■ **INSTRUCTION**
Copy each line holding the string "this".

■ **Records from a data collection**

══════════════════════════════

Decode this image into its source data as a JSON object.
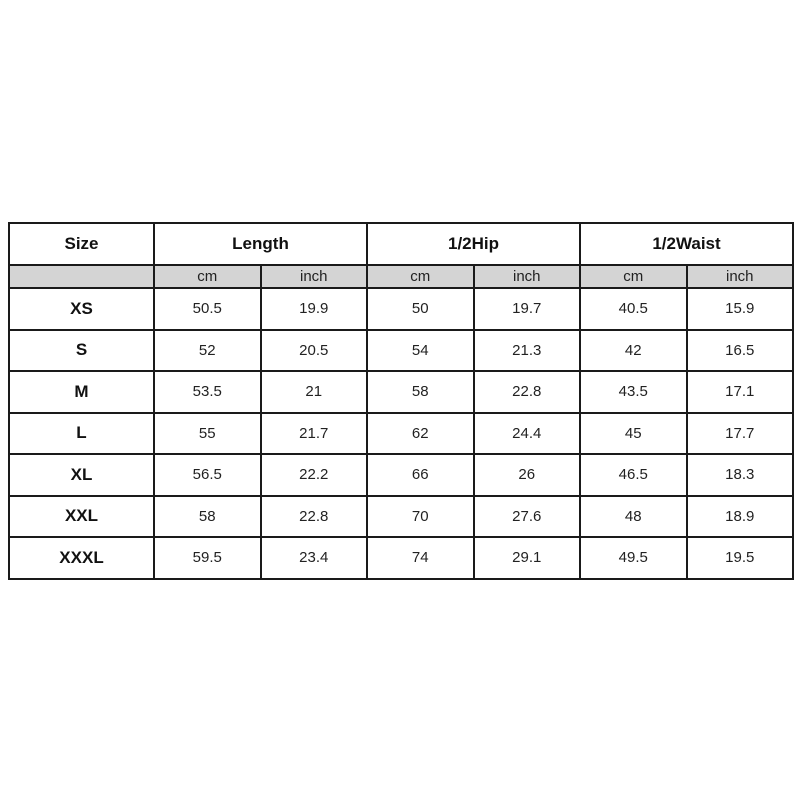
{
  "table": {
    "size_header": "Size",
    "groups": [
      "Length",
      "1/2Hip",
      "1/2Waist"
    ],
    "units": [
      "cm",
      "inch",
      "cm",
      "inch",
      "cm",
      "inch"
    ],
    "rows": [
      {
        "size": "XS",
        "values": [
          "50.5",
          "19.9",
          "50",
          "19.7",
          "40.5",
          "15.9"
        ]
      },
      {
        "size": "S",
        "values": [
          "52",
          "20.5",
          "54",
          "21.3",
          "42",
          "16.5"
        ]
      },
      {
        "size": "M",
        "values": [
          "53.5",
          "21",
          "58",
          "22.8",
          "43.5",
          "17.1"
        ]
      },
      {
        "size": "L",
        "values": [
          "55",
          "21.7",
          "62",
          "24.4",
          "45",
          "17.7"
        ]
      },
      {
        "size": "XL",
        "values": [
          "56.5",
          "22.2",
          "66",
          "26",
          "46.5",
          "18.3"
        ]
      },
      {
        "size": "XXL",
        "values": [
          "58",
          "22.8",
          "70",
          "27.6",
          "48",
          "18.9"
        ]
      },
      {
        "size": "XXXL",
        "values": [
          "59.5",
          "23.4",
          "74",
          "29.1",
          "49.5",
          "19.5"
        ]
      }
    ]
  }
}
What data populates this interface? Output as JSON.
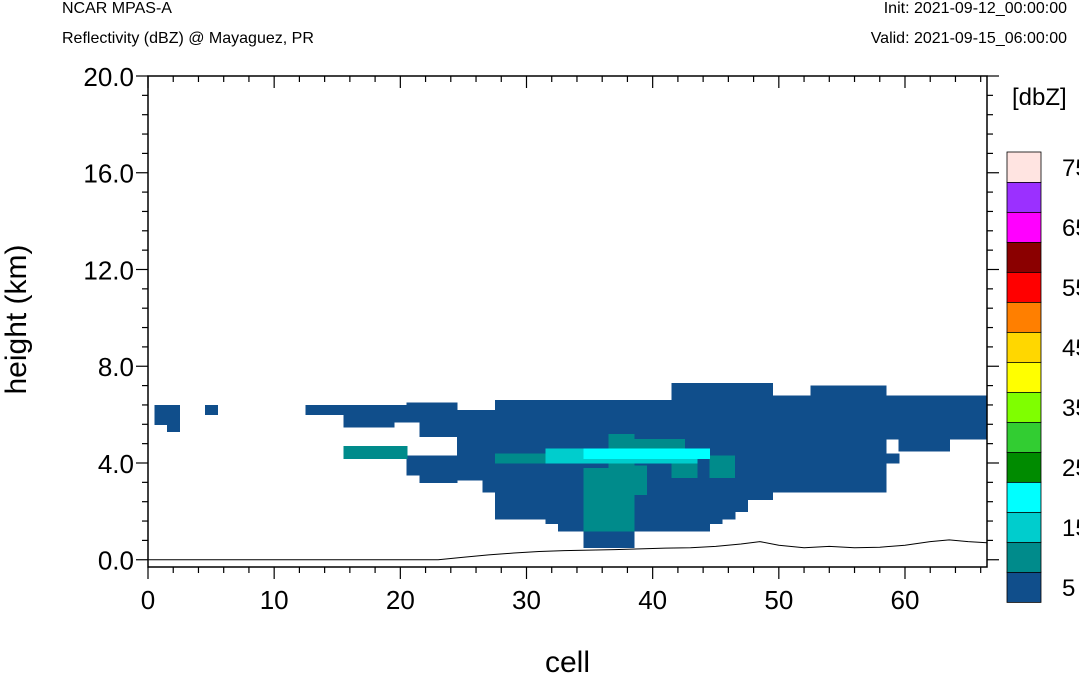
{
  "header": {
    "left_title": "NCAR MPAS-A",
    "left_subtitle": "Reflectivity (dBZ) @ Mayaguez, PR",
    "right_init": "Init: 2021-09-12_00:00:00",
    "right_valid": "Valid: 2021-09-15_06:00:00"
  },
  "chart_data": {
    "type": "heatmap",
    "xlabel": "cell",
    "ylabel": "height (km)",
    "xlim": [
      0,
      66.5
    ],
    "ylim": [
      -0.3,
      20
    ],
    "xticks": [
      0,
      10,
      20,
      30,
      40,
      50,
      60
    ],
    "xtick_labels": [
      "0",
      "10",
      "20",
      "30",
      "40",
      "50",
      "60"
    ],
    "yticks": [
      0,
      4,
      8,
      12,
      16,
      20
    ],
    "ytick_labels": [
      "0.0",
      "4.0",
      "8.0",
      "12.0",
      "16.0",
      "20.0"
    ],
    "colorbar": {
      "title": "[dbZ]",
      "levels": [
        5,
        10,
        15,
        20,
        25,
        30,
        35,
        40,
        45,
        50,
        55,
        60,
        65,
        70,
        75
      ],
      "labels": [
        "5",
        "15",
        "25",
        "35",
        "45",
        "55",
        "65",
        "75"
      ],
      "colors": [
        "#104E8B",
        "#008B8B",
        "#00CDCD",
        "#00FFFF",
        "#008B00",
        "#32CD32",
        "#7FFF00",
        "#FFFF00",
        "#FFD700",
        "#FF7F00",
        "#FF0000",
        "#8B0000",
        "#FF00FF",
        "#9B30FF",
        "#FFE4E1"
      ]
    },
    "reflectivity_regions": [
      {
        "dbz": 5,
        "x": [
          1.5,
          2.5
        ],
        "y": [
          5.3,
          5.6
        ]
      },
      {
        "dbz": 5,
        "x": [
          0.5,
          2.5
        ],
        "y": [
          5.6,
          6.4
        ]
      },
      {
        "dbz": 5,
        "x": [
          4.5,
          5.5
        ],
        "y": [
          6.0,
          6.4
        ]
      },
      {
        "dbz": 5,
        "x": [
          12.5,
          20.5
        ],
        "y": [
          6.0,
          6.4
        ]
      },
      {
        "dbz": 5,
        "x": [
          15.5,
          19.5
        ],
        "y": [
          5.5,
          6.0
        ]
      },
      {
        "dbz": 5,
        "x": [
          20.5,
          24.5
        ],
        "y": [
          6.0,
          6.5
        ]
      },
      {
        "dbz": 5,
        "x": [
          18.5,
          24.5
        ],
        "y": [
          5.7,
          6.0
        ]
      },
      {
        "dbz": 5,
        "x": [
          21.5,
          24.5
        ],
        "y": [
          5.1,
          5.7
        ]
      },
      {
        "dbz": 5,
        "x": [
          24.5,
          27.5
        ],
        "y": [
          4.8,
          6.2
        ]
      },
      {
        "dbz": 5,
        "x": [
          27.5,
          41.5
        ],
        "y": [
          4.8,
          6.6
        ]
      },
      {
        "dbz": 5,
        "x": [
          41.5,
          49.5
        ],
        "y": [
          4.8,
          7.3
        ]
      },
      {
        "dbz": 5,
        "x": [
          49.5,
          52.5
        ],
        "y": [
          4.8,
          6.8
        ]
      },
      {
        "dbz": 5,
        "x": [
          52.5,
          58.5
        ],
        "y": [
          4.8,
          7.2
        ]
      },
      {
        "dbz": 5,
        "x": [
          58.5,
          66.5
        ],
        "y": [
          5.0,
          6.8
        ]
      },
      {
        "dbz": 5,
        "x": [
          59.5,
          63.5
        ],
        "y": [
          4.5,
          5.0
        ]
      },
      {
        "dbz": 5,
        "x": [
          20.5,
          24.5
        ],
        "y": [
          3.5,
          4.3
        ]
      },
      {
        "dbz": 5,
        "x": [
          21.5,
          24.5
        ],
        "y": [
          3.2,
          3.5
        ]
      },
      {
        "dbz": 5,
        "x": [
          24.5,
          26.5
        ],
        "y": [
          3.3,
          4.8
        ]
      },
      {
        "dbz": 5,
        "x": [
          26.5,
          58.5
        ],
        "y": [
          2.8,
          4.8
        ]
      },
      {
        "dbz": 5,
        "x": [
          58.5,
          59.5
        ],
        "y": [
          4.0,
          4.4
        ]
      },
      {
        "dbz": 5,
        "x": [
          27.5,
          49.5
        ],
        "y": [
          2.5,
          2.8
        ]
      },
      {
        "dbz": 5,
        "x": [
          27.5,
          47.5
        ],
        "y": [
          2.0,
          2.5
        ]
      },
      {
        "dbz": 5,
        "x": [
          27.5,
          46.5
        ],
        "y": [
          1.7,
          2.0
        ]
      },
      {
        "dbz": 5,
        "x": [
          31.5,
          45.5
        ],
        "y": [
          1.5,
          1.7
        ]
      },
      {
        "dbz": 5,
        "x": [
          32.5,
          44.5
        ],
        "y": [
          1.2,
          1.5
        ]
      },
      {
        "dbz": 5,
        "x": [
          34.5,
          38.5
        ],
        "y": [
          0.5,
          1.2
        ]
      },
      {
        "dbz": 10,
        "x": [
          15.5,
          20.5
        ],
        "y": [
          4.2,
          4.7
        ]
      },
      {
        "dbz": 10,
        "x": [
          27.5,
          31.5
        ],
        "y": [
          4.0,
          4.4
        ]
      },
      {
        "dbz": 10,
        "x": [
          34.5,
          38.5
        ],
        "y": [
          1.2,
          3.8
        ]
      },
      {
        "dbz": 10,
        "x": [
          36.5,
          38.5
        ],
        "y": [
          3.8,
          5.2
        ]
      },
      {
        "dbz": 10,
        "x": [
          38.5,
          42.5
        ],
        "y": [
          4.4,
          5.0
        ]
      },
      {
        "dbz": 10,
        "x": [
          38.5,
          39.5
        ],
        "y": [
          2.7,
          3.9
        ]
      },
      {
        "dbz": 10,
        "x": [
          41.5,
          43.5
        ],
        "y": [
          3.4,
          4.3
        ]
      },
      {
        "dbz": 10,
        "x": [
          44.5,
          46.5
        ],
        "y": [
          3.4,
          4.3
        ]
      },
      {
        "dbz": 15,
        "x": [
          31.5,
          43.5
        ],
        "y": [
          4.0,
          4.6
        ]
      },
      {
        "dbz": 20,
        "x": [
          34.5,
          44.5
        ],
        "y": [
          4.2,
          4.6
        ]
      }
    ],
    "terrain": {
      "x": [
        0,
        23,
        25,
        27,
        29,
        31,
        33,
        35,
        37,
        39,
        41,
        43,
        45,
        47,
        48.5,
        50,
        52,
        54,
        56,
        58,
        60,
        62,
        63.5,
        65,
        66.5
      ],
      "y": [
        0,
        0,
        0.1,
        0.2,
        0.28,
        0.34,
        0.38,
        0.4,
        0.42,
        0.45,
        0.48,
        0.5,
        0.55,
        0.65,
        0.75,
        0.6,
        0.5,
        0.55,
        0.5,
        0.52,
        0.6,
        0.75,
        0.82,
        0.75,
        0.7
      ]
    }
  }
}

══════════════════════════════

■ **TASK RESULT**
Decode this image into its source data as a JSON object.
What data populates this interface? Output as JSON.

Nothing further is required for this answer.